- _DESCRIPTION OF THE TASK_:
Set down, in full, every record in the block.

(Figure record listings)
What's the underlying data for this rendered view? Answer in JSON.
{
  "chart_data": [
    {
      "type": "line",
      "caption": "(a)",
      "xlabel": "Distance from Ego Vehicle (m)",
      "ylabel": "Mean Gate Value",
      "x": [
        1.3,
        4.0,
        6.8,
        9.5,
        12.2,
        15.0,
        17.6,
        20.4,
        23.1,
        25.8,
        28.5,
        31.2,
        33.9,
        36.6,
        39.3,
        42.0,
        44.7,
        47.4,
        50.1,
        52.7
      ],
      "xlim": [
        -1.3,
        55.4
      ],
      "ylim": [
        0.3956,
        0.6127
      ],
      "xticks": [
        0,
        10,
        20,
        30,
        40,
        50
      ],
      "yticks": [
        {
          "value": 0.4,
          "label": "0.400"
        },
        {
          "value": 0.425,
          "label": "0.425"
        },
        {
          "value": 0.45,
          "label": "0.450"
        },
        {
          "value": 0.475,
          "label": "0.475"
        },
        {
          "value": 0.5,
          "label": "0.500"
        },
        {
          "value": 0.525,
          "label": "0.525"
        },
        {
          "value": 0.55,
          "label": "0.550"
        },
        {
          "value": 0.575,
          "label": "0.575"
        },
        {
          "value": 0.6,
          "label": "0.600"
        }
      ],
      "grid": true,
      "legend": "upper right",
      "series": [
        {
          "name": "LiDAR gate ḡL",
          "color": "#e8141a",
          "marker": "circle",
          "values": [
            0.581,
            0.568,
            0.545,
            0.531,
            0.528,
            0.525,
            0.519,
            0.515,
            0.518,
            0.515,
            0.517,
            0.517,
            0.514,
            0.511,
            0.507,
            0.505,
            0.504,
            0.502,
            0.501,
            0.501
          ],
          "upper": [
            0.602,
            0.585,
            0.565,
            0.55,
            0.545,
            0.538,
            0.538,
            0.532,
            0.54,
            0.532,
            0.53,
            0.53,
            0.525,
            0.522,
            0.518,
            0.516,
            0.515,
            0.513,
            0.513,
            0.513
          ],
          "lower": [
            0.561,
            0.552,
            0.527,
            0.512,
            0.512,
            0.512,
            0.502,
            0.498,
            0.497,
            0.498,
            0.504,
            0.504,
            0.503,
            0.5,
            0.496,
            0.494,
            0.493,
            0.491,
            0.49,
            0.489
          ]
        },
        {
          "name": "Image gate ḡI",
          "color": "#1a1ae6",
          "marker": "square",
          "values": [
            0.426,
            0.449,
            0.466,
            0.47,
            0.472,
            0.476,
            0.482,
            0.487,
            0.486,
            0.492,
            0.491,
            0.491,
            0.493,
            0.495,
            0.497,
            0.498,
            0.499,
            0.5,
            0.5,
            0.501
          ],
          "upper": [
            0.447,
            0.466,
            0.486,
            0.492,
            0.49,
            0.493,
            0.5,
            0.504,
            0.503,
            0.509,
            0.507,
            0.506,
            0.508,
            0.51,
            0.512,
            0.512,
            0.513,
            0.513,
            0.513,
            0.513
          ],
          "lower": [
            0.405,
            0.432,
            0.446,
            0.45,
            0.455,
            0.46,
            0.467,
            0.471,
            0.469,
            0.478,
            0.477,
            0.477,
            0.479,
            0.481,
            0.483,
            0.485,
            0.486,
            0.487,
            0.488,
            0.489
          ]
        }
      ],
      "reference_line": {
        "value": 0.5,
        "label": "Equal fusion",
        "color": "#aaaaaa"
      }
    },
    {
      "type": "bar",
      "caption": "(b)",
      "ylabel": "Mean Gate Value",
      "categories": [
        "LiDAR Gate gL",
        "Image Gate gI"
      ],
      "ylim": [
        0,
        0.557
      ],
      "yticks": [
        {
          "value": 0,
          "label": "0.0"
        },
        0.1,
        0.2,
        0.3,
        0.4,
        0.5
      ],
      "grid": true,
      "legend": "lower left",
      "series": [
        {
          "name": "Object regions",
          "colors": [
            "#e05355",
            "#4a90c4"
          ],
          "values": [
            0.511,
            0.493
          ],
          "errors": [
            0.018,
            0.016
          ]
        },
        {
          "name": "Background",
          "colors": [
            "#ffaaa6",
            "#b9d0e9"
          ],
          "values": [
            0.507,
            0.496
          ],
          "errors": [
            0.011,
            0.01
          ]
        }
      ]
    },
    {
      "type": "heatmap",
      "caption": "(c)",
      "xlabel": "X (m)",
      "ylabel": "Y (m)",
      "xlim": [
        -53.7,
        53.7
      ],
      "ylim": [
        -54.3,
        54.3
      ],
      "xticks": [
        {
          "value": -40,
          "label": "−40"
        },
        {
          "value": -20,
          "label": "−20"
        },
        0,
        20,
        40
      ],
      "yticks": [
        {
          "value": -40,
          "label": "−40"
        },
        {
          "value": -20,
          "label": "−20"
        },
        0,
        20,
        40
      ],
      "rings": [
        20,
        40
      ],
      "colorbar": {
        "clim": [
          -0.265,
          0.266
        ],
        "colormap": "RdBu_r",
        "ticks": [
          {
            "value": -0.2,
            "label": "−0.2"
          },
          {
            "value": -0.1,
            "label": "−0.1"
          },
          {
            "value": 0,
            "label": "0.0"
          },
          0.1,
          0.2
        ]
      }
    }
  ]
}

- _RESULT_:
What's the underlying data for this rendered view? Answer in JSON.
{
  "chart_data": [
    {
      "type": "line",
      "caption": "(a)",
      "xlabel": "Distance from Ego Vehicle (m)",
      "ylabel": "Mean Gate Value",
      "x": [
        1.3,
        4.0,
        6.8,
        9.5,
        12.2,
        15.0,
        17.6,
        20.4,
        23.1,
        25.8,
        28.5,
        31.2,
        33.9,
        36.6,
        39.3,
        42.0,
        44.7,
        47.4,
        50.1,
        52.7
      ],
      "xlim": [
        -1.3,
        55.4
      ],
      "ylim": [
        0.3956,
        0.6127
      ],
      "xticks": [
        0,
        10,
        20,
        30,
        40,
        50
      ],
      "yticks": [
        {
          "value": 0.4,
          "label": "0.400"
        },
        {
          "value": 0.425,
          "label": "0.425"
        },
        {
          "value": 0.45,
          "label": "0.450"
        },
        {
          "value": 0.475,
          "label": "0.475"
        },
        {
          "value": 0.5,
          "label": "0.500"
        },
        {
          "value": 0.525,
          "label": "0.525"
        },
        {
          "value": 0.55,
          "label": "0.550"
        },
        {
          "value": 0.575,
          "label": "0.575"
        },
        {
          "value": 0.6,
          "label": "0.600"
        }
      ],
      "grid": true,
      "legend": "upper right",
      "series": [
        {
          "name": "LiDAR gate ḡL",
          "color": "#e8141a",
          "marker": "circle",
          "values": [
            0.581,
            0.568,
            0.545,
            0.531,
            0.528,
            0.525,
            0.519,
            0.515,
            0.518,
            0.515,
            0.517,
            0.517,
            0.514,
            0.511,
            0.507,
            0.505,
            0.504,
            0.502,
            0.501,
            0.501
          ],
          "upper": [
            0.602,
            0.585,
            0.565,
            0.55,
            0.545,
            0.538,
            0.538,
            0.532,
            0.54,
            0.532,
            0.53,
            0.53,
            0.525,
            0.522,
            0.518,
            0.516,
            0.515,
            0.513,
            0.513,
            0.513
          ],
          "lower": [
            0.561,
            0.552,
            0.527,
            0.512,
            0.512,
            0.512,
            0.502,
            0.498,
            0.497,
            0.498,
            0.504,
            0.504,
            0.503,
            0.5,
            0.496,
            0.494,
            0.493,
            0.491,
            0.49,
            0.489
          ]
        },
        {
          "name": "Image gate ḡI",
          "color": "#1a1ae6",
          "marker": "square",
          "values": [
            0.426,
            0.449,
            0.466,
            0.47,
            0.472,
            0.476,
            0.482,
            0.487,
            0.486,
            0.492,
            0.491,
            0.491,
            0.493,
            0.495,
            0.497,
            0.498,
            0.499,
            0.5,
            0.5,
            0.501
          ],
          "upper": [
            0.447,
            0.466,
            0.486,
            0.492,
            0.49,
            0.493,
            0.5,
            0.504,
            0.503,
            0.509,
            0.507,
            0.506,
            0.508,
            0.51,
            0.512,
            0.512,
            0.513,
            0.513,
            0.513,
            0.513
          ],
          "lower": [
            0.405,
            0.432,
            0.446,
            0.45,
            0.455,
            0.46,
            0.467,
            0.471,
            0.469,
            0.478,
            0.477,
            0.477,
            0.479,
            0.481,
            0.483,
            0.485,
            0.486,
            0.487,
            0.488,
            0.489
          ]
        }
      ],
      "reference_line": {
        "value": 0.5,
        "label": "Equal fusion",
        "color": "#aaaaaa"
      }
    },
    {
      "type": "bar",
      "caption": "(b)",
      "ylabel": "Mean Gate Value",
      "categories": [
        "LiDAR Gate gL",
        "Image Gate gI"
      ],
      "ylim": [
        0,
        0.557
      ],
      "yticks": [
        {
          "value": 0,
          "label": "0.0"
        },
        0.1,
        0.2,
        0.3,
        0.4,
        0.5
      ],
      "grid": true,
      "legend": "lower left",
      "series": [
        {
          "name": "Object regions",
          "colors": [
            "#e05355",
            "#4a90c4"
          ],
          "values": [
            0.511,
            0.493
          ],
          "errors": [
            0.018,
            0.016
          ]
        },
        {
          "name": "Background",
          "colors": [
            "#ffaaa6",
            "#b9d0e9"
          ],
          "values": [
            0.507,
            0.496
          ],
          "errors": [
            0.011,
            0.01
          ]
        }
      ]
    },
    {
      "type": "heatmap",
      "caption": "(c)",
      "xlabel": "X (m)",
      "ylabel": "Y (m)",
      "xlim": [
        -53.7,
        53.7
      ],
      "ylim": [
        -54.3,
        54.3
      ],
      "xticks": [
        {
          "value": -40,
          "label": "−40"
        },
        {
          "value": -20,
          "label": "−20"
        },
        0,
        20,
        40
      ],
      "yticks": [
        {
          "value": -40,
          "label": "−40"
        },
        {
          "value": -20,
          "label": "−20"
        },
        0,
        20,
        40
      ],
      "rings": [
        20,
        40
      ],
      "colorbar": {
        "clim": [
          -0.265,
          0.266
        ],
        "colormap": "RdBu_r",
        "ticks": [
          {
            "value": -0.2,
            "label": "−0.2"
          },
          {
            "value": -0.1,
            "label": "−0.1"
          },
          {
            "value": 0,
            "label": "0.0"
          },
          0.1,
          0.2
        ]
      }
    }
  ]
}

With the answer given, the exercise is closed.